▶ INSTRUCTION
Copy the data that follows exactly. Include no pictures.

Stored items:
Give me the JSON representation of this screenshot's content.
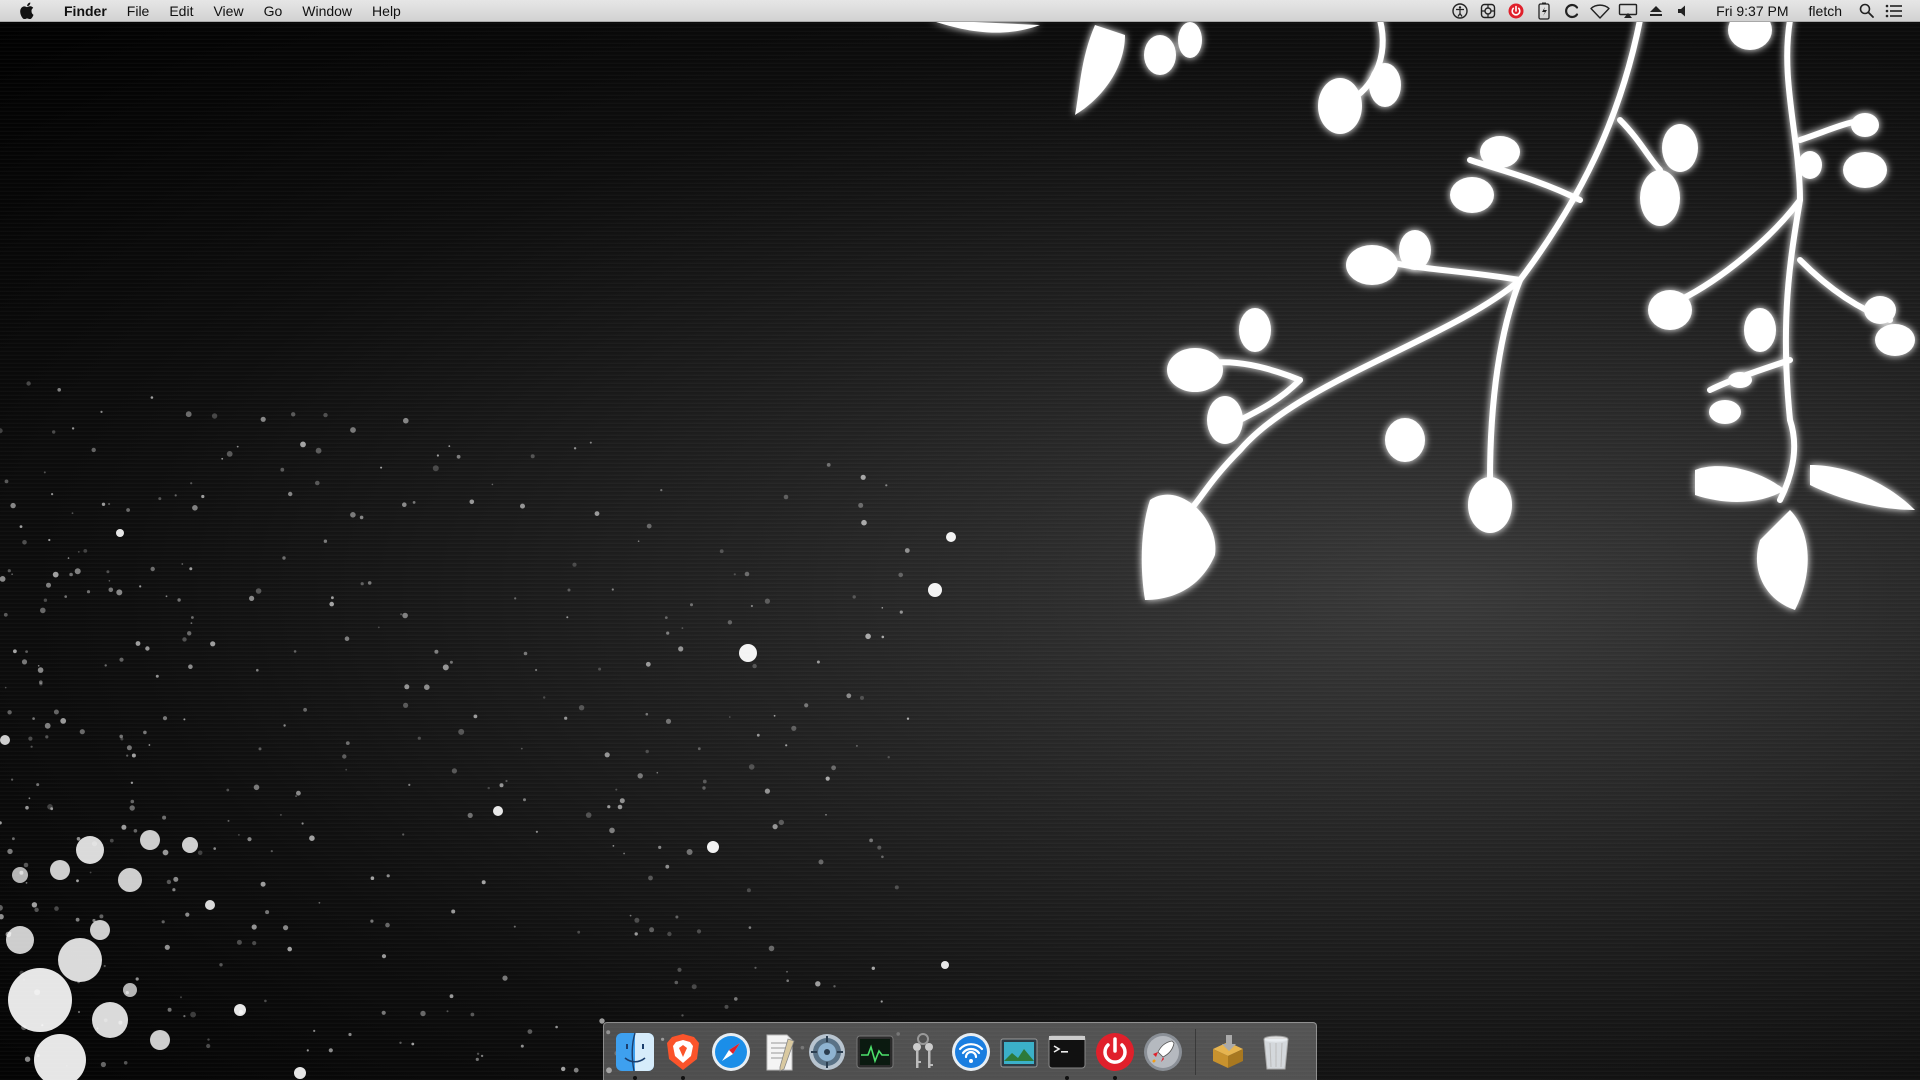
{
  "menubar": {
    "apple_icon": "apple-logo",
    "app_name": "Finder",
    "menus": [
      "File",
      "Edit",
      "View",
      "Go",
      "Window",
      "Help"
    ],
    "status_icons": [
      "accessibility-icon",
      "app-extension-icon",
      "power-app-icon",
      "battery-charging-icon",
      "c-app-icon",
      "wifi-icon",
      "airplay-icon",
      "eject-icon",
      "volume-icon"
    ],
    "clock": "Fri 9:37 PM",
    "user": "fletch",
    "spotlight_icon": "search-icon",
    "notification_icon": "notification-center-icon"
  },
  "dock": {
    "apps": [
      {
        "name": "Finder",
        "icon": "finder-icon",
        "running": true
      },
      {
        "name": "Brave Browser",
        "icon": "brave-icon",
        "running": true
      },
      {
        "name": "Safari",
        "icon": "safari-icon",
        "running": false
      },
      {
        "name": "TextEdit",
        "icon": "textedit-icon",
        "running": false
      },
      {
        "name": "Disk Utility",
        "icon": "disk-utility-icon",
        "running": false
      },
      {
        "name": "Activity Monitor",
        "icon": "activity-monitor-icon",
        "running": false
      },
      {
        "name": "Keychain Access",
        "icon": "keychain-icon",
        "running": false
      },
      {
        "name": "Wireless Diagnostics",
        "icon": "wifi-diagnostics-icon",
        "running": false
      },
      {
        "name": "Preview",
        "icon": "preview-icon",
        "running": false
      },
      {
        "name": "Terminal",
        "icon": "terminal-icon",
        "running": true
      },
      {
        "name": "Power App",
        "icon": "power-icon",
        "running": true
      },
      {
        "name": "Launchpad",
        "icon": "launchpad-icon",
        "running": false
      }
    ],
    "extras": [
      {
        "name": "Installer",
        "icon": "installer-icon"
      },
      {
        "name": "Trash",
        "icon": "trash-icon"
      }
    ]
  },
  "colors": {
    "menubar_bg": "#dcdcdc",
    "wallpaper_dark": "#000000",
    "wallpaper_gray": "#2a2a2a",
    "accent_red": "#e0202b"
  }
}
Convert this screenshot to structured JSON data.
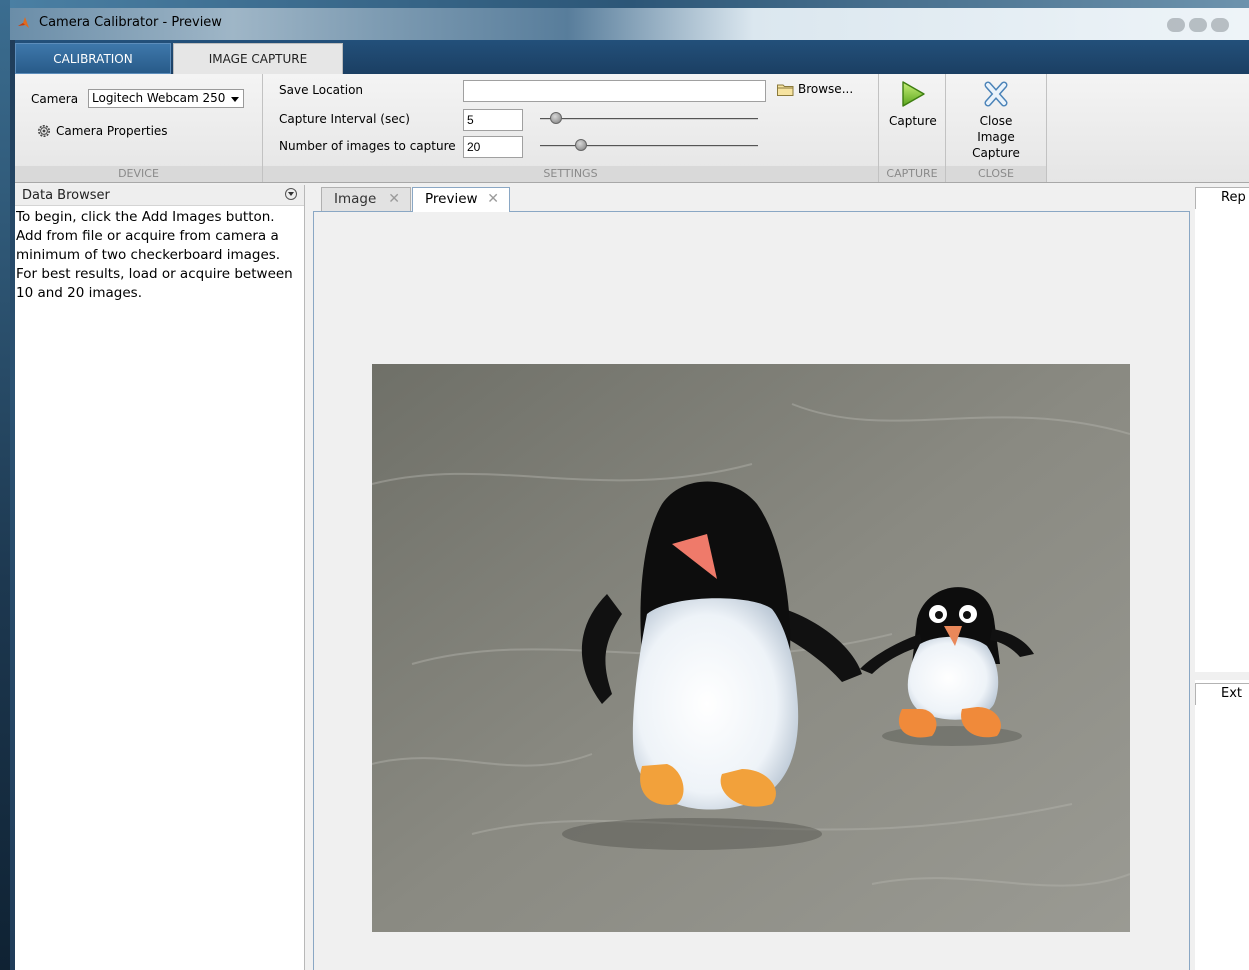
{
  "window": {
    "title": "Camera Calibrator - Preview"
  },
  "ribbon": {
    "tabs": [
      "CALIBRATION",
      "IMAGE CAPTURE"
    ],
    "device": {
      "camera_label": "Camera",
      "camera_value": "Logitech Webcam 250",
      "properties_label": "Camera Properties",
      "section_label": "DEVICE"
    },
    "settings": {
      "save_location_label": "Save Location",
      "save_location_value": "",
      "browse_label": "Browse...",
      "interval_label": "Capture Interval (sec)",
      "interval_value": "5",
      "interval_slider_fraction": 0.05,
      "count_label": "Number of images to capture",
      "count_value": "20",
      "count_slider_fraction": 0.17,
      "section_label": "SETTINGS"
    },
    "capture": {
      "button_label": "Capture",
      "section_label": "CAPTURE"
    },
    "close": {
      "button_line1": "Close",
      "button_line2": "Image Capture",
      "section_label": "CLOSE"
    }
  },
  "data_browser": {
    "title": "Data Browser",
    "message": "To begin, click the Add Images button. Add from file or acquire from camera a minimum of two checkerboard images. For best results, load or acquire between 10 and 20 images."
  },
  "doc_tabs": [
    {
      "label": "Image",
      "active": false
    },
    {
      "label": "Preview",
      "active": true
    }
  ],
  "right_panels": {
    "top_label": "Rep",
    "bottom_label": "Ext"
  }
}
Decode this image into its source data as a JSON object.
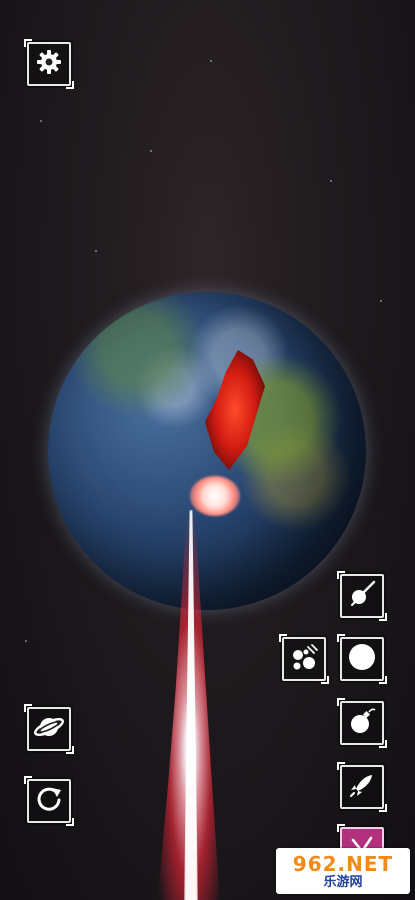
{
  "toolbar": {
    "settings": {
      "icon": "gear-icon"
    },
    "left": [
      {
        "icon": "planet-ring-icon"
      },
      {
        "icon": "rotate-icon"
      }
    ],
    "right": [
      {
        "icon": "comet-icon"
      },
      {
        "icon": "meteor-shower-icon"
      },
      {
        "icon": "sphere-icon"
      },
      {
        "icon": "bomb-icon"
      },
      {
        "icon": "rocket-icon"
      },
      {
        "icon": "laser-icon",
        "active": true
      }
    ]
  },
  "colors": {
    "accent": "#b2307e",
    "laser": "#ff3040",
    "planet": "#27446e"
  },
  "watermark": {
    "main": "962.NET",
    "sub": "乐游网"
  }
}
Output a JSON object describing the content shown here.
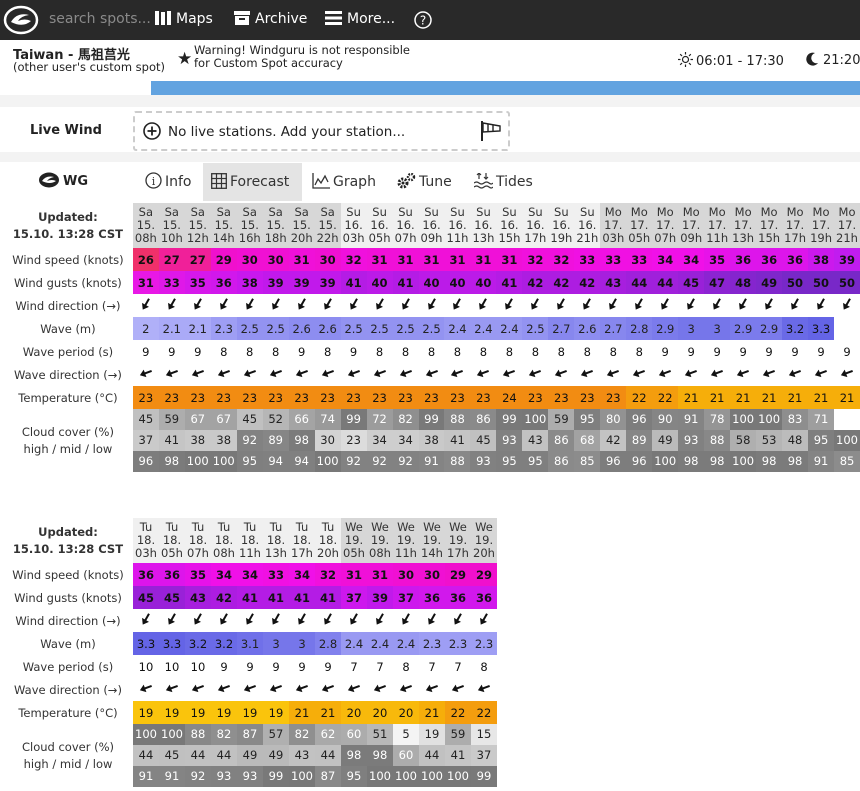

▶ ANSWER IN FULL
Give me the JSON representation of this screenshot's content.
{
  "menubar": {
    "apple_icon": "apple-logo",
    "app_name": "Finder",
    "menus": [
      "File",
      "Edit",
      "View",
      "Go",
      "Window",
      "Help"
    ],
    "status_icons": [
      "accessibility-icon",
      "app-extension-icon",
      "power-app-icon",
      "battery-charging-icon",
      "c-app-icon",
      "wifi-icon",
      "airplay-icon",
      "eject-icon",
      "volume-icon"
    ],
    "clock": "Fri 9:37 PM",
    "user": "fletch",
    "spotlight_icon": "search-icon",
    "notification_icon": "notification-center-icon"
  },
  "dock": {
    "apps": [
      {
        "name": "Finder",
        "icon": "finder-icon",
        "running": true
      },
      {
        "name": "Brave Browser",
        "icon": "brave-icon",
        "running": true
      },
      {
        "name": "Safari",
        "icon": "safari-icon",
        "running": false
      },
      {
        "name": "TextEdit",
        "icon": "textedit-icon",
        "running": false
      },
      {
        "name": "Disk Utility",
        "icon": "disk-utility-icon",
        "running": false
      },
      {
        "name": "Activity Monitor",
        "icon": "activity-monitor-icon",
        "running": false
      },
      {
        "name": "Keychain Access",
        "icon": "keychain-icon",
        "running": false
      },
      {
        "name": "Wireless Diagnostics",
        "icon": "wifi-diagnostics-icon",
        "running": false
      },
      {
        "name": "Preview",
        "icon": "preview-icon",
        "running": false
      },
      {
        "name": "Terminal",
        "icon": "terminal-icon",
        "running": true
      },
      {
        "name": "Power App",
        "icon": "power-icon",
        "running": true
      },
      {
        "name": "Launchpad",
        "icon": "launchpad-icon",
        "running": false
      }
    ],
    "extras": [
      {
        "name": "Installer",
        "icon": "installer-icon"
      },
      {
        "name": "Trash",
        "icon": "trash-icon"
      }
    ]
  },
  "colors": {
    "menubar_bg": "#dcdcdc",
    "wallpaper_dark": "#000000",
    "wallpaper_gray": "#2a2a2a",
    "accent_red": "#e0202b"
  }
}
Convert this screenshot to structured JSON data.
{
  "window": {
    "title": "Camera Calibrator - Preview"
  },
  "ribbon": {
    "tabs": [
      "CALIBRATION",
      "IMAGE CAPTURE"
    ],
    "device": {
      "camera_label": "Camera",
      "camera_value": "Logitech Webcam 250",
      "properties_label": "Camera Properties",
      "section_label": "DEVICE"
    },
    "settings": {
      "save_location_label": "Save Location",
      "save_location_value": "",
      "browse_label": "Browse...",
      "interval_label": "Capture Interval (sec)",
      "interval_value": "5",
      "interval_slider_fraction": 0.05,
      "count_label": "Number of images to capture",
      "count_value": "20",
      "count_slider_fraction": 0.17,
      "section_label": "SETTINGS"
    },
    "capture": {
      "button_label": "Capture",
      "section_label": "CAPTURE"
    },
    "close": {
      "button_line1": "Close",
      "button_line2": "Image Capture",
      "section_label": "CLOSE"
    }
  },
  "data_browser": {
    "title": "Data Browser",
    "message": "To begin, click the Add Images button. Add from file or acquire from camera a minimum of two checkerboard images. For best results, load or acquire between 10 and 20 images."
  },
  "doc_tabs": [
    {
      "label": "Image",
      "active": false
    },
    {
      "label": "Preview",
      "active": true
    }
  ],
  "right_panels": {
    "top_label": "Rep",
    "bottom_label": "Ext"
  }
}
Decode this image into its source data as a JSON object.
{
  "toolbar": {
    "settings": {
      "icon": "gear-icon"
    },
    "left": [
      {
        "icon": "planet-ring-icon"
      },
      {
        "icon": "rotate-icon"
      }
    ],
    "right": [
      {
        "icon": "comet-icon"
      },
      {
        "icon": "meteor-shower-icon"
      },
      {
        "icon": "sphere-icon"
      },
      {
        "icon": "bomb-icon"
      },
      {
        "icon": "rocket-icon"
      },
      {
        "icon": "laser-icon",
        "active": true
      }
    ]
  },
  "colors": {
    "accent": "#b2307e",
    "laser": "#ff3040",
    "planet": "#27446e"
  },
  "watermark": {
    "main": "962.NET",
    "sub": "乐游网"
  }
}
Output a JSON object describing the content shown here.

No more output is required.